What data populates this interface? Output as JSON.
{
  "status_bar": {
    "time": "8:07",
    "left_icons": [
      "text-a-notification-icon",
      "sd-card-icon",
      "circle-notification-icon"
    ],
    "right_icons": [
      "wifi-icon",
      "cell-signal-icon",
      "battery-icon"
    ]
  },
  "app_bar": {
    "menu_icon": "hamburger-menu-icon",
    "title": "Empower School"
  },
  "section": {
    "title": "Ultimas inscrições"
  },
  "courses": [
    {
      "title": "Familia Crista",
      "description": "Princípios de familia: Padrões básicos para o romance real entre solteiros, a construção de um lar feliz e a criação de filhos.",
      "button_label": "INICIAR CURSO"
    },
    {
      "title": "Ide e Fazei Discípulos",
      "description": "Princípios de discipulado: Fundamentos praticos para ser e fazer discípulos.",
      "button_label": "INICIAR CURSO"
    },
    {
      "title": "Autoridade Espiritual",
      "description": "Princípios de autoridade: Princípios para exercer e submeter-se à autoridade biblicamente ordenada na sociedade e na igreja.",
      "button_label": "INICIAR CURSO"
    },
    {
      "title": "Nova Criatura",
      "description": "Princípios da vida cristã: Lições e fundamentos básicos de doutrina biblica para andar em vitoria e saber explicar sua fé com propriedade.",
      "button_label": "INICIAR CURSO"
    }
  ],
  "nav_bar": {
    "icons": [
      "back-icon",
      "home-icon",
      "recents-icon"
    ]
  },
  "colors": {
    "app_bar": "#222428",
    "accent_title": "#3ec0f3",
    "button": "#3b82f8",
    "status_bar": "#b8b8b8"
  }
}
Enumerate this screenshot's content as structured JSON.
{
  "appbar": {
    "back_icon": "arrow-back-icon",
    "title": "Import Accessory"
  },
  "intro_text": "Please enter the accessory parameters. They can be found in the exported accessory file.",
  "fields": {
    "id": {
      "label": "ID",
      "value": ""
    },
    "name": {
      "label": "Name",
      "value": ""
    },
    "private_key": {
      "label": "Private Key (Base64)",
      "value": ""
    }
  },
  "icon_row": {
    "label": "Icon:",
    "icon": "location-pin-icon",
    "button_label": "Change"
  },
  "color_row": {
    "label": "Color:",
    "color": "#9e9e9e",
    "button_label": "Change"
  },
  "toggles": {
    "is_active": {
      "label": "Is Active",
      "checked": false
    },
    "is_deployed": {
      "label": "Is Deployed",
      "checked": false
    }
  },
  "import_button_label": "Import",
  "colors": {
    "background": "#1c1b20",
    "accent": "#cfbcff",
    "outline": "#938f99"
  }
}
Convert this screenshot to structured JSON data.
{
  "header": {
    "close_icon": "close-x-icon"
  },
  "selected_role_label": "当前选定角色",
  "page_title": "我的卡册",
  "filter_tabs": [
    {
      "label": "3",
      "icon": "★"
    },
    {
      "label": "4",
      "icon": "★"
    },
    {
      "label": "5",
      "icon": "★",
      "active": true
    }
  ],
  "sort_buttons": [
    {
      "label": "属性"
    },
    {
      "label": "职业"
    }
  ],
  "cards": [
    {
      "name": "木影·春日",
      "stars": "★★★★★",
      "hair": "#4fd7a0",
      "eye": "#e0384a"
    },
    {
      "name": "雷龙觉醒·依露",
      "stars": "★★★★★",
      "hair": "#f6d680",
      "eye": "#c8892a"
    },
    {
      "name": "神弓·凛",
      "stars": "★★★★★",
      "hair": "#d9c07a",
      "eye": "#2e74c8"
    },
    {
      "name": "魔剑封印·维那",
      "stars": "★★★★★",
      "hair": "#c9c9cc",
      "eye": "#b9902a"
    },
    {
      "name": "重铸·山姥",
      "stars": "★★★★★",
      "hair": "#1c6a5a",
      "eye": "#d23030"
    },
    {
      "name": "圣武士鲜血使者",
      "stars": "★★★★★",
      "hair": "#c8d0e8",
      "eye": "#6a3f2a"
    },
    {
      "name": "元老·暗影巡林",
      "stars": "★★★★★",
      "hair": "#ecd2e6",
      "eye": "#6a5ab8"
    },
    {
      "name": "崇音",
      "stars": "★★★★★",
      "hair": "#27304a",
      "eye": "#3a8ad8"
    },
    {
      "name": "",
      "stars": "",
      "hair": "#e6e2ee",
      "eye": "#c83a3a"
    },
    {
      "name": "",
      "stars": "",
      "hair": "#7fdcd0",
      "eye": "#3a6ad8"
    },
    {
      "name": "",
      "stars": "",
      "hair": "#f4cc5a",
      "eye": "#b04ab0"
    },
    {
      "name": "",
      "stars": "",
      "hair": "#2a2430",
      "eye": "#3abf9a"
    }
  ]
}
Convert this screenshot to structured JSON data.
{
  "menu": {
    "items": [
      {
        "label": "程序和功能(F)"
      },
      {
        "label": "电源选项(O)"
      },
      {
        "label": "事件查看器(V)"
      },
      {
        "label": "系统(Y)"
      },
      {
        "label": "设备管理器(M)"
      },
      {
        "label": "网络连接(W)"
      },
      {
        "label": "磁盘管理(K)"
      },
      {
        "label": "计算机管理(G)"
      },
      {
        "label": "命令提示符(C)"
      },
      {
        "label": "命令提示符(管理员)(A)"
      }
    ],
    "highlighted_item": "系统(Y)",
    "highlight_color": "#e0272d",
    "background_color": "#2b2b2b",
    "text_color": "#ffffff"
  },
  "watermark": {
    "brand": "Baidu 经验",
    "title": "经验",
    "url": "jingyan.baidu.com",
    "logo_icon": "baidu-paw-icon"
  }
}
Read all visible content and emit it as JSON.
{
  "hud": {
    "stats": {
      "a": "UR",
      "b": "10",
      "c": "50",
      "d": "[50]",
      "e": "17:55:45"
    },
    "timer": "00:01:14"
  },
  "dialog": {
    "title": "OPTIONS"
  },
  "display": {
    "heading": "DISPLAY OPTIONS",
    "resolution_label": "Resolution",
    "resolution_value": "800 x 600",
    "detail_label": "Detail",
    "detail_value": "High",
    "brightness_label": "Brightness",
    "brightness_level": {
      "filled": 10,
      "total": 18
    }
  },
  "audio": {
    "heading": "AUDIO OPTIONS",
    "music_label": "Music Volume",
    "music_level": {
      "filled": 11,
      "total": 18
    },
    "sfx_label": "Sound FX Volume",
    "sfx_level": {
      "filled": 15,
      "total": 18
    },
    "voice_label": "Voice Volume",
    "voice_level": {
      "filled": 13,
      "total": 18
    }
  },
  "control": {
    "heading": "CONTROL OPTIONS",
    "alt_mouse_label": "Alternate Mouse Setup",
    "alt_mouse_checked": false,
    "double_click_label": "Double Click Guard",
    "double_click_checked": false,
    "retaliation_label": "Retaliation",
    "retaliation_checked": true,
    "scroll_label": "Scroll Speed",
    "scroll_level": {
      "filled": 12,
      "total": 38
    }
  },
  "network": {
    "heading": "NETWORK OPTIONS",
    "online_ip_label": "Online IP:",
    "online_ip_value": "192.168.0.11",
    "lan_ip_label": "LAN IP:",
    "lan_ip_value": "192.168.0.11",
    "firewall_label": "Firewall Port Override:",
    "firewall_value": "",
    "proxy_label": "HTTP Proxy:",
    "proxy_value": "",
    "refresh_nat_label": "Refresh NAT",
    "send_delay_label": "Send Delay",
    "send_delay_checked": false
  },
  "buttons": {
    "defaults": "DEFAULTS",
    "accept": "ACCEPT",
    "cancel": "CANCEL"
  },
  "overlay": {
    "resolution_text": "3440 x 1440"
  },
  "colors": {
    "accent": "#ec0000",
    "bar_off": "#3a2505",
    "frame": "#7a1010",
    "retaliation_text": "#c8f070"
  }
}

══════════

Each record above should be restated word for word.

What data populates this interface? Output as JSON.
{
  "status_bar": {
    "time": "8:07",
    "left_icons": [
      "text-a-notification-icon",
      "sd-card-icon",
      "circle-notification-icon"
    ],
    "right_icons": [
      "wifi-icon",
      "cell-signal-icon",
      "battery-icon"
    ]
  },
  "app_bar": {
    "menu_icon": "hamburger-menu-icon",
    "title": "Empower School"
  },
  "section": {
    "title": "Ultimas inscrições"
  },
  "courses": [
    {
      "title": "Familia Crista",
      "description": "Princípios de familia: Padrões básicos para o romance real entre solteiros, a construção de um lar feliz e a criação de filhos.",
      "button_label": "INICIAR CURSO"
    },
    {
      "title": "Ide e Fazei Discípulos",
      "description": "Princípios de discipulado: Fundamentos praticos para ser e fazer discípulos.",
      "button_label": "INICIAR CURSO"
    },
    {
      "title": "Autoridade Espiritual",
      "description": "Princípios de autoridade: Princípios para exercer e submeter-se à autoridade biblicamente ordenada na sociedade e na igreja.",
      "button_label": "INICIAR CURSO"
    },
    {
      "title": "Nova Criatura",
      "description": "Princípios da vida cristã: Lições e fundamentos básicos de doutrina biblica para andar em vitoria e saber explicar sua fé com propriedade.",
      "button_label": "INICIAR CURSO"
    }
  ],
  "nav_bar": {
    "icons": [
      "back-icon",
      "home-icon",
      "recents-icon"
    ]
  },
  "colors": {
    "app_bar": "#222428",
    "accent_title": "#3ec0f3",
    "button": "#3b82f8",
    "status_bar": "#b8b8b8"
  }
}
Enumerate this screenshot's content as structured JSON.
{
  "appbar": {
    "back_icon": "arrow-back-icon",
    "title": "Import Accessory"
  },
  "intro_text": "Please enter the accessory parameters. They can be found in the exported accessory file.",
  "fields": {
    "id": {
      "label": "ID",
      "value": ""
    },
    "name": {
      "label": "Name",
      "value": ""
    },
    "private_key": {
      "label": "Private Key (Base64)",
      "value": ""
    }
  },
  "icon_row": {
    "label": "Icon:",
    "icon": "location-pin-icon",
    "button_label": "Change"
  },
  "color_row": {
    "label": "Color:",
    "color": "#9e9e9e",
    "button_label": "Change"
  },
  "toggles": {
    "is_active": {
      "label": "Is Active",
      "checked": false
    },
    "is_deployed": {
      "label": "Is Deployed",
      "checked": false
    }
  },
  "import_button_label": "Import",
  "colors": {
    "background": "#1c1b20",
    "accent": "#cfbcff",
    "outline": "#938f99"
  }
}
Convert this screenshot to structured JSON data.
{
  "header": {
    "close_icon": "close-x-icon"
  },
  "selected_role_label": "当前选定角色",
  "page_title": "我的卡册",
  "filter_tabs": [
    {
      "label": "3",
      "icon": "★"
    },
    {
      "label": "4",
      "icon": "★"
    },
    {
      "label": "5",
      "icon": "★",
      "active": true
    }
  ],
  "sort_buttons": [
    {
      "label": "属性"
    },
    {
      "label": "职业"
    }
  ],
  "cards": [
    {
      "name": "木影·春日",
      "stars": "★★★★★",
      "hair": "#4fd7a0",
      "eye": "#e0384a"
    },
    {
      "name": "雷龙觉醒·依露",
      "stars": "★★★★★",
      "hair": "#f6d680",
      "eye": "#c8892a"
    },
    {
      "name": "神弓·凛",
      "stars": "★★★★★",
      "hair": "#d9c07a",
      "eye": "#2e74c8"
    },
    {
      "name": "魔剑封印·维那",
      "stars": "★★★★★",
      "hair": "#c9c9cc",
      "eye": "#b9902a"
    },
    {
      "name": "重铸·山姥",
      "stars": "★★★★★",
      "hair": "#1c6a5a",
      "eye": "#d23030"
    },
    {
      "name": "圣武士鲜血使者",
      "stars": "★★★★★",
      "hair": "#c8d0e8",
      "eye": "#6a3f2a"
    },
    {
      "name": "元老·暗影巡林",
      "stars": "★★★★★",
      "hair": "#ecd2e6",
      "eye": "#6a5ab8"
    },
    {
      "name": "崇音",
      "stars": "★★★★★",
      "hair": "#27304a",
      "eye": "#3a8ad8"
    },
    {
      "name": "",
      "stars": "",
      "hair": "#e6e2ee",
      "eye": "#c83a3a"
    },
    {
      "name": "",
      "stars": "",
      "hair": "#7fdcd0",
      "eye": "#3a6ad8"
    },
    {
      "name": "",
      "stars": "",
      "hair": "#f4cc5a",
      "eye": "#b04ab0"
    },
    {
      "name": "",
      "stars": "",
      "hair": "#2a2430",
      "eye": "#3abf9a"
    }
  ]
}
Convert this screenshot to structured JSON data.
{
  "menu": {
    "items": [
      {
        "label": "程序和功能(F)"
      },
      {
        "label": "电源选项(O)"
      },
      {
        "label": "事件查看器(V)"
      },
      {
        "label": "系统(Y)"
      },
      {
        "label": "设备管理器(M)"
      },
      {
        "label": "网络连接(W)"
      },
      {
        "label": "磁盘管理(K)"
      },
      {
        "label": "计算机管理(G)"
      },
      {
        "label": "命令提示符(C)"
      },
      {
        "label": "命令提示符(管理员)(A)"
      }
    ],
    "highlighted_item": "系统(Y)",
    "highlight_color": "#e0272d",
    "background_color": "#2b2b2b",
    "text_color": "#ffffff"
  },
  "watermark": {
    "brand": "Baidu 经验",
    "title": "经验",
    "url": "jingyan.baidu.com",
    "logo_icon": "baidu-paw-icon"
  }
}
Read all visible content and emit it as JSON.
{
  "hud": {
    "stats": {
      "a": "UR",
      "b": "10",
      "c": "50",
      "d": "[50]",
      "e": "17:55:45"
    },
    "timer": "00:01:14"
  },
  "dialog": {
    "title": "OPTIONS"
  },
  "display": {
    "heading": "DISPLAY OPTIONS",
    "resolution_label": "Resolution",
    "resolution_value": "800 x 600",
    "detail_label": "Detail",
    "detail_value": "High",
    "brightness_label": "Brightness",
    "brightness_level": {
      "filled": 10,
      "total": 18
    }
  },
  "audio": {
    "heading": "AUDIO OPTIONS",
    "music_label": "Music Volume",
    "music_level": {
      "filled": 11,
      "total": 18
    },
    "sfx_label": "Sound FX Volume",
    "sfx_level": {
      "filled": 15,
      "total": 18
    },
    "voice_label": "Voice Volume",
    "voice_level": {
      "filled": 13,
      "total": 18
    }
  },
  "control": {
    "heading": "CONTROL OPTIONS",
    "alt_mouse_label": "Alternate Mouse Setup",
    "alt_mouse_checked": false,
    "double_click_label": "Double Click Guard",
    "double_click_checked": false,
    "retaliation_label": "Retaliation",
    "retaliation_checked": true,
    "scroll_label": "Scroll Speed",
    "scroll_level": {
      "filled": 12,
      "total": 38
    }
  },
  "network": {
    "heading": "NETWORK OPTIONS",
    "online_ip_label": "Online IP:",
    "online_ip_value": "192.168.0.11",
    "lan_ip_label": "LAN IP:",
    "lan_ip_value": "192.168.0.11",
    "firewall_label": "Firewall Port Override:",
    "firewall_value": "",
    "proxy_label": "HTTP Proxy:",
    "proxy_value": "",
    "refresh_nat_label": "Refresh NAT",
    "send_delay_label": "Send Delay",
    "send_delay_checked": false
  },
  "buttons": {
    "defaults": "DEFAULTS",
    "accept": "ACCEPT",
    "cancel": "CANCEL"
  },
  "overlay": {
    "resolution_text": "3440 x 1440"
  },
  "colors": {
    "accent": "#ec0000",
    "bar_off": "#3a2505",
    "frame": "#7a1010",
    "retaliation_text": "#c8f070"
  }
}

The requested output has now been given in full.